PROBLEM TO SOLVE => Please resume the passage on critics' reviews of Wayward Son after its last sentence, carrying it forward in the same manner.

======== TEXT SECTION

However, Grady argues that the book pales in comparison to its predecessor. She states that "Wayward Son was bound to be a slighter book than Carry On is. It can't pull off the same trick that Carry On did because that trick only works once. It can't turn fanon into canon for the first time all over again." Additionally, Paxson further brings up the question of colonizer magic versus indigenous magic and how Rowell barely touches on the idea. She notes, "A sprawling road trip book about the nature of magic in America runs inherently up against a dilemma: Is it responsible to create a vision of American magic that only represents its colonizers and immigrants?" Paxson expresses her desire that there was some sort of deeper type of understanding of and information about indigenous magic to reinforce that indigenous cultures are alive, but notes that Rowell's avoidance of the topic may also be a safe way to avoid possible cultural appropriation.

================
======== EXTRACTED MATERIAL

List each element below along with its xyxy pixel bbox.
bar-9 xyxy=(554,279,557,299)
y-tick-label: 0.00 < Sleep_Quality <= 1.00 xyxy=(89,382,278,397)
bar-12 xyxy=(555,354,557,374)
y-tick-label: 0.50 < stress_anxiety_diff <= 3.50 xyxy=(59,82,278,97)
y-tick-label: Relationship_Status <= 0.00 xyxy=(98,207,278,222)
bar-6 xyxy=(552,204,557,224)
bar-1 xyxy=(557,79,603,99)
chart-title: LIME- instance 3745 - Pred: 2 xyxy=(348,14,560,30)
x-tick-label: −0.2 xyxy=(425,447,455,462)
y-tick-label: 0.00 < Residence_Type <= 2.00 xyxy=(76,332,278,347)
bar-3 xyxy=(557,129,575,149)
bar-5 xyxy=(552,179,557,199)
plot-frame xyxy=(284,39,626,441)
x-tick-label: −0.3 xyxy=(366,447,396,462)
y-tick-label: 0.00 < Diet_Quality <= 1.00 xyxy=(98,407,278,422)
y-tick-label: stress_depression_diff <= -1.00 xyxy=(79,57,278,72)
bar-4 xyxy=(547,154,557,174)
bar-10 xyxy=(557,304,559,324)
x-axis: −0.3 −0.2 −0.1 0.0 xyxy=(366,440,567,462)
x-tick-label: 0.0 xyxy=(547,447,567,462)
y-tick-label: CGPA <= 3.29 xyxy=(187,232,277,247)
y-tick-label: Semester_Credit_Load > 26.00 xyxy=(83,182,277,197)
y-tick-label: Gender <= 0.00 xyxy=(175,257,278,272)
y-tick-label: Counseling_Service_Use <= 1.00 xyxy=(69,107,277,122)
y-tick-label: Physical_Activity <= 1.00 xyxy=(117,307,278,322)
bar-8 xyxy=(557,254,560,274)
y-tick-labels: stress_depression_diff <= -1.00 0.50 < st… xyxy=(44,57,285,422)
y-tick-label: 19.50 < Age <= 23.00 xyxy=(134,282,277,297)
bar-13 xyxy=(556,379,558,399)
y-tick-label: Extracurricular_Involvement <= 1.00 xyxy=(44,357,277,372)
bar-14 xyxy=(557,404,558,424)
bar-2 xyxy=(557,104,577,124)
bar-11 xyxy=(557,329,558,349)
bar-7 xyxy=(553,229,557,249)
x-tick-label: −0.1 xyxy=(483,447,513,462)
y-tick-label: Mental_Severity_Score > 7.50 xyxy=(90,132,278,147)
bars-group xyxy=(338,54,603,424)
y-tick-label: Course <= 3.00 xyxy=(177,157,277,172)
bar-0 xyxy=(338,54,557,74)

================

TASK RESPONSE =>
The general public's reception of Wayward Son did not match its predecessor, but Grady describes the readers' relationship with the series as a "drive from its characters and from the reader's desire to spend time with those characters."

Wayward Son won the 2019 Barnes & Noble Booksellers' Favorites in Young Adult Books. It was also nominated for the Goodreads Choice Award Nominee for Young Adult Fantasy & Science Fiction (2019) and was included on the American Library Association's "2020 YALSA Teens' Top Ten Titles".
The audiobook, narrated by Euan Morton, received an AudioFile Earphones Award in 2019.